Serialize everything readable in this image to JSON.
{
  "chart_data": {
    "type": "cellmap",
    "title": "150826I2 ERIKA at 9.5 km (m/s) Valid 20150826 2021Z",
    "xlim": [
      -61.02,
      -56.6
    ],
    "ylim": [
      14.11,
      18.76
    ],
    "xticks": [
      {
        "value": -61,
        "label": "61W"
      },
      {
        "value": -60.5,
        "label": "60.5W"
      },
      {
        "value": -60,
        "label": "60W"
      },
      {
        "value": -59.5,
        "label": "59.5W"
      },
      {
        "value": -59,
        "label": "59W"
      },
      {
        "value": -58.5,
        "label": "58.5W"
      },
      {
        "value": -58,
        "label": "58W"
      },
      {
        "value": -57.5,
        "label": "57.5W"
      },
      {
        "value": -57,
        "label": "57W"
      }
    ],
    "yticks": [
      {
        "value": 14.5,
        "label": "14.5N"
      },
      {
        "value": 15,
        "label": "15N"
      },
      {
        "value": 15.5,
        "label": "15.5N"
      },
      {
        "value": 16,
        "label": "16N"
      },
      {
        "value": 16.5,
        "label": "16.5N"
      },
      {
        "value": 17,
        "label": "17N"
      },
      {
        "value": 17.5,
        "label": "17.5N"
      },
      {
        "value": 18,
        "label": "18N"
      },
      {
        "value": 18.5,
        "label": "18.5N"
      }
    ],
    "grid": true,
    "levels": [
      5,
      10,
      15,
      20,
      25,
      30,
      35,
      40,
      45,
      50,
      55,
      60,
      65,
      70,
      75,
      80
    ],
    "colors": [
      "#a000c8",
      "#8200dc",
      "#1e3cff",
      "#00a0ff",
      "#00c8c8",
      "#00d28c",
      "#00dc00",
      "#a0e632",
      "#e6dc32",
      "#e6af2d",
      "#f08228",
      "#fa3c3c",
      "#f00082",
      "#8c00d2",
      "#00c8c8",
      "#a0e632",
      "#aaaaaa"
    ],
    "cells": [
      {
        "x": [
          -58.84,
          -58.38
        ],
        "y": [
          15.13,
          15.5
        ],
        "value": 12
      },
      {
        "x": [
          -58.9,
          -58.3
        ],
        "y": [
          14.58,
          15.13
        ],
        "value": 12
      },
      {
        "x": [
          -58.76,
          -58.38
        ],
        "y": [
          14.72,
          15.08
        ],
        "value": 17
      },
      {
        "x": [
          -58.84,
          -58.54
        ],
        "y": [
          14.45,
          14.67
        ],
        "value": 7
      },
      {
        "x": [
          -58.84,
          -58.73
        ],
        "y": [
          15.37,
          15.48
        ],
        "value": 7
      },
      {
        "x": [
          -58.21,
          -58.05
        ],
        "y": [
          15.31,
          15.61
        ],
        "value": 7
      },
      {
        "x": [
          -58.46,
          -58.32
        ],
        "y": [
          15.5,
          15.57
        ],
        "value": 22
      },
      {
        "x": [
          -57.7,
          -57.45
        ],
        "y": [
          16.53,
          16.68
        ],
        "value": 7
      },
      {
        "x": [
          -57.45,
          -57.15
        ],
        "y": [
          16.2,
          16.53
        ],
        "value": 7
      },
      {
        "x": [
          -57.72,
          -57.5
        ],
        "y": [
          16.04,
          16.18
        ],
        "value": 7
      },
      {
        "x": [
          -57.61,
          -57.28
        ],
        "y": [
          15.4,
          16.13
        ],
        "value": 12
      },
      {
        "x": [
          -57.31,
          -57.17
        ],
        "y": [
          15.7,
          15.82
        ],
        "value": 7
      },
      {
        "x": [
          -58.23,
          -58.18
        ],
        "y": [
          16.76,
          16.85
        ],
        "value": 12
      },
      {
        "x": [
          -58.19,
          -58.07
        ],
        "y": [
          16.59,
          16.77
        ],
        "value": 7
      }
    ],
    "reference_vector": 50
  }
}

### Exercise goal
Each entry is to be returned in full, character for character.

### The result
Serialize everything readable in this image to JSON.
{
  "chart_data": {
    "type": "cellmap",
    "title": "150826I2 ERIKA at 9.5 km (m/s) Valid 20150826 2021Z",
    "xlim": [
      -61.02,
      -56.6
    ],
    "ylim": [
      14.11,
      18.76
    ],
    "xticks": [
      {
        "value": -61,
        "label": "61W"
      },
      {
        "value": -60.5,
        "label": "60.5W"
      },
      {
        "value": -60,
        "label": "60W"
      },
      {
        "value": -59.5,
        "label": "59.5W"
      },
      {
        "value": -59,
        "label": "59W"
      },
      {
        "value": -58.5,
        "label": "58.5W"
      },
      {
        "value": -58,
        "label": "58W"
      },
      {
        "value": -57.5,
        "label": "57.5W"
      },
      {
        "value": -57,
        "label": "57W"
      }
    ],
    "yticks": [
      {
        "value": 14.5,
        "label": "14.5N"
      },
      {
        "value": 15,
        "label": "15N"
      },
      {
        "value": 15.5,
        "label": "15.5N"
      },
      {
        "value": 16,
        "label": "16N"
      },
      {
        "value": 16.5,
        "label": "16.5N"
      },
      {
        "value": 17,
        "label": "17N"
      },
      {
        "value": 17.5,
        "label": "17.5N"
      },
      {
        "value": 18,
        "label": "18N"
      },
      {
        "value": 18.5,
        "label": "18.5N"
      }
    ],
    "grid": true,
    "levels": [
      5,
      10,
      15,
      20,
      25,
      30,
      35,
      40,
      45,
      50,
      55,
      60,
      65,
      70,
      75,
      80
    ],
    "colors": [
      "#a000c8",
      "#8200dc",
      "#1e3cff",
      "#00a0ff",
      "#00c8c8",
      "#00d28c",
      "#00dc00",
      "#a0e632",
      "#e6dc32",
      "#e6af2d",
      "#f08228",
      "#fa3c3c",
      "#f00082",
      "#8c00d2",
      "#00c8c8",
      "#a0e632",
      "#aaaaaa"
    ],
    "cells": [
      {
        "x": [
          -58.84,
          -58.38
        ],
        "y": [
          15.13,
          15.5
        ],
        "value": 12
      },
      {
        "x": [
          -58.9,
          -58.3
        ],
        "y": [
          14.58,
          15.13
        ],
        "value": 12
      },
      {
        "x": [
          -58.76,
          -58.38
        ],
        "y": [
          14.72,
          15.08
        ],
        "value": 17
      },
      {
        "x": [
          -58.84,
          -58.54
        ],
        "y": [
          14.45,
          14.67
        ],
        "value": 7
      },
      {
        "x": [
          -58.84,
          -58.73
        ],
        "y": [
          15.37,
          15.48
        ],
        "value": 7
      },
      {
        "x": [
          -58.21,
          -58.05
        ],
        "y": [
          15.31,
          15.61
        ],
        "value": 7
      },
      {
        "x": [
          -58.46,
          -58.32
        ],
        "y": [
          15.5,
          15.57
        ],
        "value": 22
      },
      {
        "x": [
          -57.7,
          -57.45
        ],
        "y": [
          16.53,
          16.68
        ],
        "value": 7
      },
      {
        "x": [
          -57.45,
          -57.15
        ],
        "y": [
          16.2,
          16.53
        ],
        "value": 7
      },
      {
        "x": [
          -57.72,
          -57.5
        ],
        "y": [
          16.04,
          16.18
        ],
        "value": 7
      },
      {
        "x": [
          -57.61,
          -57.28
        ],
        "y": [
          15.4,
          16.13
        ],
        "value": 12
      },
      {
        "x": [
          -57.31,
          -57.17
        ],
        "y": [
          15.7,
          15.82
        ],
        "value": 7
      },
      {
        "x": [
          -58.23,
          -58.18
        ],
        "y": [
          16.76,
          16.85
        ],
        "value": 12
      },
      {
        "x": [
          -58.19,
          -58.07
        ],
        "y": [
          16.59,
          16.77
        ],
        "value": 7
      }
    ],
    "reference_vector": 50
  }
}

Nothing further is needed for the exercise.